TASK TO CARRY OUT. Word for word, repeat the entries, minus the pictures.

RECORDS FOR THE TASK.
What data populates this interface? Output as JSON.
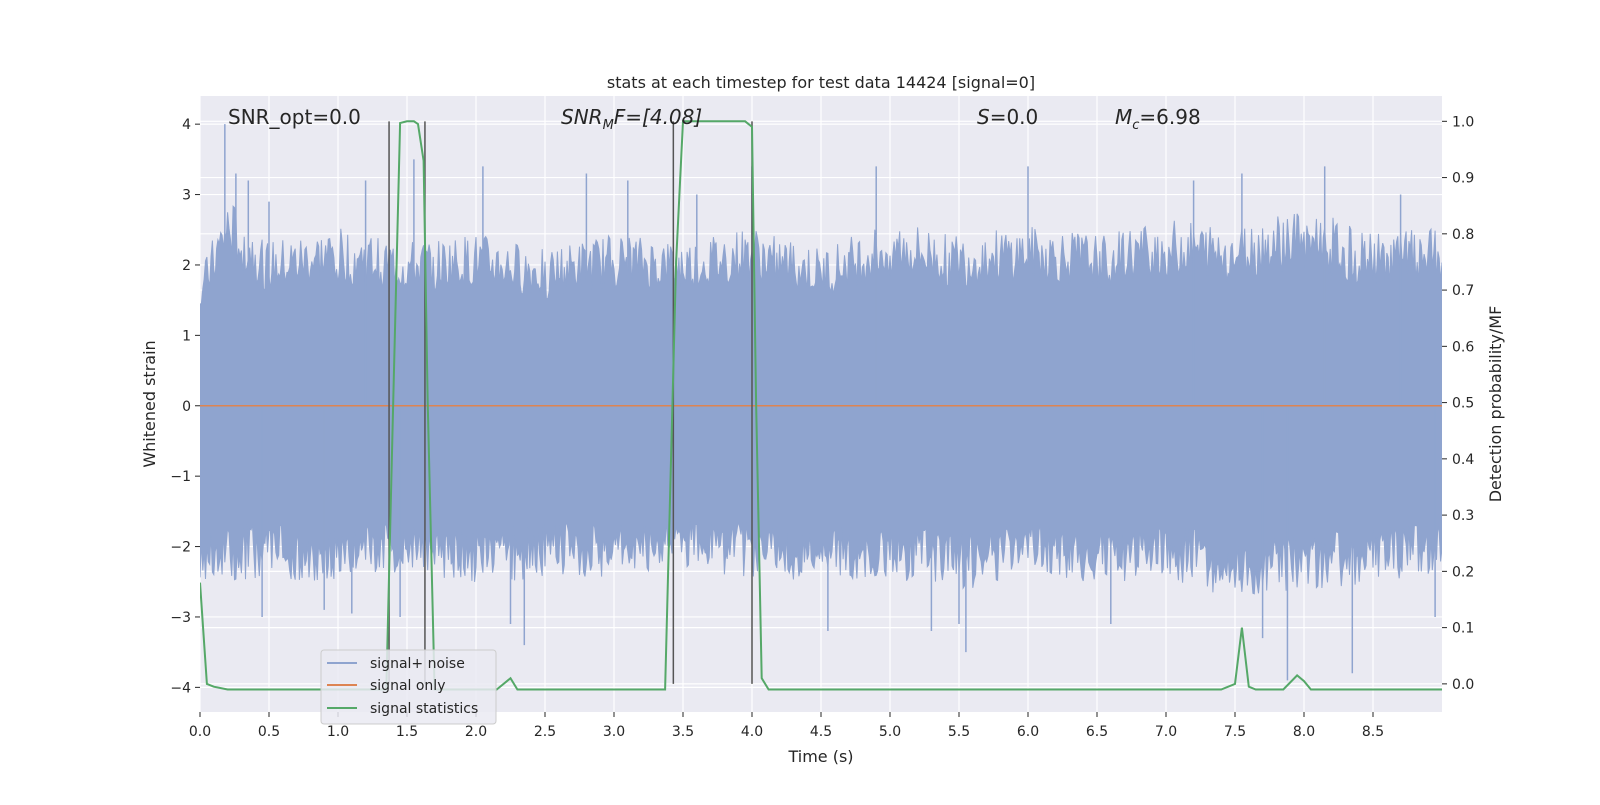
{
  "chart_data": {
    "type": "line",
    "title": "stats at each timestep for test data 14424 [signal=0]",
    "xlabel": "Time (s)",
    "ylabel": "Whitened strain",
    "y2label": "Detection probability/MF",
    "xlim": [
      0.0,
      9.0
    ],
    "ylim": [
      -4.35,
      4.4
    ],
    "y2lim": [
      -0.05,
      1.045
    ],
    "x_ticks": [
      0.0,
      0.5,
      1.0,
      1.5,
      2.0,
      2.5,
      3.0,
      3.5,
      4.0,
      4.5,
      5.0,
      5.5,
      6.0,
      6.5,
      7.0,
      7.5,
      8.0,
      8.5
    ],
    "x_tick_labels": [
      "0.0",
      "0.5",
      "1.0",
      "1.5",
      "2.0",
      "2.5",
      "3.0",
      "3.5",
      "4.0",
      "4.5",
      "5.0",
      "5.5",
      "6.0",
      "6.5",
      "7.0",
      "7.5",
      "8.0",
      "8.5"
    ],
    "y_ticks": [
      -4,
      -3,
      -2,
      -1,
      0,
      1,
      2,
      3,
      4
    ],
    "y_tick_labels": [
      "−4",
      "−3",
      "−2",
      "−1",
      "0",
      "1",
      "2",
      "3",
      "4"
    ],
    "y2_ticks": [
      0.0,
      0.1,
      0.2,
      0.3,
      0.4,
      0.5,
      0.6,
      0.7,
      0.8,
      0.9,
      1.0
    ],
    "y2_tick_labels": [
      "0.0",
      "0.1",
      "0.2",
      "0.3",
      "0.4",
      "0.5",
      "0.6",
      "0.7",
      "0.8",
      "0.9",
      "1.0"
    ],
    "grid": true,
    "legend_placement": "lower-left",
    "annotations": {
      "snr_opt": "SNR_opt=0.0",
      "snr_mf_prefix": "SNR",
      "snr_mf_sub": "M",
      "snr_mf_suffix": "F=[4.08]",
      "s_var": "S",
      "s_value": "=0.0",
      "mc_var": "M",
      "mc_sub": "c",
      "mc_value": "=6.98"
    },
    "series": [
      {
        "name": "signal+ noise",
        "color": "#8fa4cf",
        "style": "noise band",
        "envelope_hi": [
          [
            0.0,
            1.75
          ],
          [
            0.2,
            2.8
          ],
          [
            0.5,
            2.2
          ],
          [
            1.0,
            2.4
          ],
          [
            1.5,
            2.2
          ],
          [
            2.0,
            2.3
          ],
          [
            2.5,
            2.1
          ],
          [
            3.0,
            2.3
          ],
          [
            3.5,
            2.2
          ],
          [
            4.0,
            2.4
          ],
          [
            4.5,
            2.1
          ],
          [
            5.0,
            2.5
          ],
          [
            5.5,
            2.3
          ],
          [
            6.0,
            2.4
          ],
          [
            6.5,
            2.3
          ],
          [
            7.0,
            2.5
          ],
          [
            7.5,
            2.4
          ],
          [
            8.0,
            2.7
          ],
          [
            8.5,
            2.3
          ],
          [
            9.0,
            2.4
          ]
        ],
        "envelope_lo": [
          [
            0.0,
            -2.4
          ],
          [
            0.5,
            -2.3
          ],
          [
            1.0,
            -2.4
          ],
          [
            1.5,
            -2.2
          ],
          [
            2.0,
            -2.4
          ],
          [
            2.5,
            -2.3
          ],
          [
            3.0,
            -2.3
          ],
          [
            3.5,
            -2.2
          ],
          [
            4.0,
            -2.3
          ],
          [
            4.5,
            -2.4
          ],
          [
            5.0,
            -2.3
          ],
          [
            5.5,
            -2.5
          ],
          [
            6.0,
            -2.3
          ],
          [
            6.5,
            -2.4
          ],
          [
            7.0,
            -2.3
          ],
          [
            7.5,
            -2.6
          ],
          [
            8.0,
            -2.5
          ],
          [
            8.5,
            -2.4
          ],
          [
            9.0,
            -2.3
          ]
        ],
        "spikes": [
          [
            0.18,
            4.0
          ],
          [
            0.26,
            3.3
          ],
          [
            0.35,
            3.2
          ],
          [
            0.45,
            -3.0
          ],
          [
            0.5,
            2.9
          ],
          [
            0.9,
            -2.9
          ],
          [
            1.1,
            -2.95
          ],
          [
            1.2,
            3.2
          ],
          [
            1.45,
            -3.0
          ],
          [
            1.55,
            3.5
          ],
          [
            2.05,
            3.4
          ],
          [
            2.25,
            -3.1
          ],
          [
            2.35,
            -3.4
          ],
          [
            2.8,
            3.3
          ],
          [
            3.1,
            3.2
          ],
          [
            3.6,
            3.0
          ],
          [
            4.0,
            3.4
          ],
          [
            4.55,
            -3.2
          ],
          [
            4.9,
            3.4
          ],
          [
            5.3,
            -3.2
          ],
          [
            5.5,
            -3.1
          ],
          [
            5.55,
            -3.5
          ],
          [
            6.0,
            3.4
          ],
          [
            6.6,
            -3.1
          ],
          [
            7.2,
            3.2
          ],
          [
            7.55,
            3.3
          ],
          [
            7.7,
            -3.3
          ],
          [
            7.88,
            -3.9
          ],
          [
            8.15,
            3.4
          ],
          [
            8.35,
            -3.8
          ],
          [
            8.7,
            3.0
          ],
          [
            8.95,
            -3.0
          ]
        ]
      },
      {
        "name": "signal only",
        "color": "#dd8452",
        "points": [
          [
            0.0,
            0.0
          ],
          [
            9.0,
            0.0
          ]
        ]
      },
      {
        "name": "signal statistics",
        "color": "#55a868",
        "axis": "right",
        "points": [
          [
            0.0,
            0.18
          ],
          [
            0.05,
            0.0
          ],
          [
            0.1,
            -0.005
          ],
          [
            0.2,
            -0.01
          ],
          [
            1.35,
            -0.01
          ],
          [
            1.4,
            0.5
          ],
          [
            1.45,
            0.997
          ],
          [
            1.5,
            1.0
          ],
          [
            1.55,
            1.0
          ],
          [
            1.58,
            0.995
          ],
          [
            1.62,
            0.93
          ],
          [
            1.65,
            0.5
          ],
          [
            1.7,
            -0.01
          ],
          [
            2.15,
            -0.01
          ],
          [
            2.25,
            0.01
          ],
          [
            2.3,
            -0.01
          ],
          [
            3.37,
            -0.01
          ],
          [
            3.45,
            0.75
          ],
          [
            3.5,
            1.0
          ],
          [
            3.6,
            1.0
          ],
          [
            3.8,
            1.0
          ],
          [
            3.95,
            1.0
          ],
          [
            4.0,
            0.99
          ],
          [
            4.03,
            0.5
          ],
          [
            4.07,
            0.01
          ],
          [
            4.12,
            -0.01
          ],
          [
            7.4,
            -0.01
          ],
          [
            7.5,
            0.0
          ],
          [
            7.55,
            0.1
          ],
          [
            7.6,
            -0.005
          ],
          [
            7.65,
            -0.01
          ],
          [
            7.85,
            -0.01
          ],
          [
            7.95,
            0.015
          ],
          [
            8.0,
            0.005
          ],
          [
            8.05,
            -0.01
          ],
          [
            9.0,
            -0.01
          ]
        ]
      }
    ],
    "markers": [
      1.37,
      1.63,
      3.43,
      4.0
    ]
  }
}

RESULT FOR THIS EXERCISE.
What data populates this interface? Output as JSON.
{
  "chart_data": {
    "type": "line",
    "title": "stats at each timestep for test data 14424 [signal=0]",
    "xlabel": "Time (s)",
    "ylabel": "Whitened strain",
    "y2label": "Detection probability/MF",
    "xlim": [
      0.0,
      9.0
    ],
    "ylim": [
      -4.35,
      4.4
    ],
    "y2lim": [
      -0.05,
      1.045
    ],
    "x_ticks": [
      0.0,
      0.5,
      1.0,
      1.5,
      2.0,
      2.5,
      3.0,
      3.5,
      4.0,
      4.5,
      5.0,
      5.5,
      6.0,
      6.5,
      7.0,
      7.5,
      8.0,
      8.5
    ],
    "x_tick_labels": [
      "0.0",
      "0.5",
      "1.0",
      "1.5",
      "2.0",
      "2.5",
      "3.0",
      "3.5",
      "4.0",
      "4.5",
      "5.0",
      "5.5",
      "6.0",
      "6.5",
      "7.0",
      "7.5",
      "8.0",
      "8.5"
    ],
    "y_ticks": [
      -4,
      -3,
      -2,
      -1,
      0,
      1,
      2,
      3,
      4
    ],
    "y_tick_labels": [
      "−4",
      "−3",
      "−2",
      "−1",
      "0",
      "1",
      "2",
      "3",
      "4"
    ],
    "y2_ticks": [
      0.0,
      0.1,
      0.2,
      0.3,
      0.4,
      0.5,
      0.6,
      0.7,
      0.8,
      0.9,
      1.0
    ],
    "y2_tick_labels": [
      "0.0",
      "0.1",
      "0.2",
      "0.3",
      "0.4",
      "0.5",
      "0.6",
      "0.7",
      "0.8",
      "0.9",
      "1.0"
    ],
    "grid": true,
    "legend_placement": "lower-left",
    "annotations": {
      "snr_opt": "SNR_opt=0.0",
      "snr_mf_prefix": "SNR",
      "snr_mf_sub": "M",
      "snr_mf_suffix": "F=[4.08]",
      "s_var": "S",
      "s_value": "=0.0",
      "mc_var": "M",
      "mc_sub": "c",
      "mc_value": "=6.98"
    },
    "series": [
      {
        "name": "signal+ noise",
        "color": "#8fa4cf",
        "style": "noise band",
        "envelope_hi": [
          [
            0.0,
            1.75
          ],
          [
            0.2,
            2.8
          ],
          [
            0.5,
            2.2
          ],
          [
            1.0,
            2.4
          ],
          [
            1.5,
            2.2
          ],
          [
            2.0,
            2.3
          ],
          [
            2.5,
            2.1
          ],
          [
            3.0,
            2.3
          ],
          [
            3.5,
            2.2
          ],
          [
            4.0,
            2.4
          ],
          [
            4.5,
            2.1
          ],
          [
            5.0,
            2.5
          ],
          [
            5.5,
            2.3
          ],
          [
            6.0,
            2.4
          ],
          [
            6.5,
            2.3
          ],
          [
            7.0,
            2.5
          ],
          [
            7.5,
            2.4
          ],
          [
            8.0,
            2.7
          ],
          [
            8.5,
            2.3
          ],
          [
            9.0,
            2.4
          ]
        ],
        "envelope_lo": [
          [
            0.0,
            -2.4
          ],
          [
            0.5,
            -2.3
          ],
          [
            1.0,
            -2.4
          ],
          [
            1.5,
            -2.2
          ],
          [
            2.0,
            -2.4
          ],
          [
            2.5,
            -2.3
          ],
          [
            3.0,
            -2.3
          ],
          [
            3.5,
            -2.2
          ],
          [
            4.0,
            -2.3
          ],
          [
            4.5,
            -2.4
          ],
          [
            5.0,
            -2.3
          ],
          [
            5.5,
            -2.5
          ],
          [
            6.0,
            -2.3
          ],
          [
            6.5,
            -2.4
          ],
          [
            7.0,
            -2.3
          ],
          [
            7.5,
            -2.6
          ],
          [
            8.0,
            -2.5
          ],
          [
            8.5,
            -2.4
          ],
          [
            9.0,
            -2.3
          ]
        ],
        "spikes": [
          [
            0.18,
            4.0
          ],
          [
            0.26,
            3.3
          ],
          [
            0.35,
            3.2
          ],
          [
            0.45,
            -3.0
          ],
          [
            0.5,
            2.9
          ],
          [
            0.9,
            -2.9
          ],
          [
            1.1,
            -2.95
          ],
          [
            1.2,
            3.2
          ],
          [
            1.45,
            -3.0
          ],
          [
            1.55,
            3.5
          ],
          [
            2.05,
            3.4
          ],
          [
            2.25,
            -3.1
          ],
          [
            2.35,
            -3.4
          ],
          [
            2.8,
            3.3
          ],
          [
            3.1,
            3.2
          ],
          [
            3.6,
            3.0
          ],
          [
            4.0,
            3.4
          ],
          [
            4.55,
            -3.2
          ],
          [
            4.9,
            3.4
          ],
          [
            5.3,
            -3.2
          ],
          [
            5.5,
            -3.1
          ],
          [
            5.55,
            -3.5
          ],
          [
            6.0,
            3.4
          ],
          [
            6.6,
            -3.1
          ],
          [
            7.2,
            3.2
          ],
          [
            7.55,
            3.3
          ],
          [
            7.7,
            -3.3
          ],
          [
            7.88,
            -3.9
          ],
          [
            8.15,
            3.4
          ],
          [
            8.35,
            -3.8
          ],
          [
            8.7,
            3.0
          ],
          [
            8.95,
            -3.0
          ]
        ]
      },
      {
        "name": "signal only",
        "color": "#dd8452",
        "points": [
          [
            0.0,
            0.0
          ],
          [
            9.0,
            0.0
          ]
        ]
      },
      {
        "name": "signal statistics",
        "color": "#55a868",
        "axis": "right",
        "points": [
          [
            0.0,
            0.18
          ],
          [
            0.05,
            0.0
          ],
          [
            0.1,
            -0.005
          ],
          [
            0.2,
            -0.01
          ],
          [
            1.35,
            -0.01
          ],
          [
            1.4,
            0.5
          ],
          [
            1.45,
            0.997
          ],
          [
            1.5,
            1.0
          ],
          [
            1.55,
            1.0
          ],
          [
            1.58,
            0.995
          ],
          [
            1.62,
            0.93
          ],
          [
            1.65,
            0.5
          ],
          [
            1.7,
            -0.01
          ],
          [
            2.15,
            -0.01
          ],
          [
            2.25,
            0.01
          ],
          [
            2.3,
            -0.01
          ],
          [
            3.37,
            -0.01
          ],
          [
            3.45,
            0.75
          ],
          [
            3.5,
            1.0
          ],
          [
            3.6,
            1.0
          ],
          [
            3.8,
            1.0
          ],
          [
            3.95,
            1.0
          ],
          [
            4.0,
            0.99
          ],
          [
            4.03,
            0.5
          ],
          [
            4.07,
            0.01
          ],
          [
            4.12,
            -0.01
          ],
          [
            7.4,
            -0.01
          ],
          [
            7.5,
            0.0
          ],
          [
            7.55,
            0.1
          ],
          [
            7.6,
            -0.005
          ],
          [
            7.65,
            -0.01
          ],
          [
            7.85,
            -0.01
          ],
          [
            7.95,
            0.015
          ],
          [
            8.0,
            0.005
          ],
          [
            8.05,
            -0.01
          ],
          [
            9.0,
            -0.01
          ]
        ]
      }
    ],
    "markers": [
      1.37,
      1.63,
      3.43,
      4.0
    ]
  }
}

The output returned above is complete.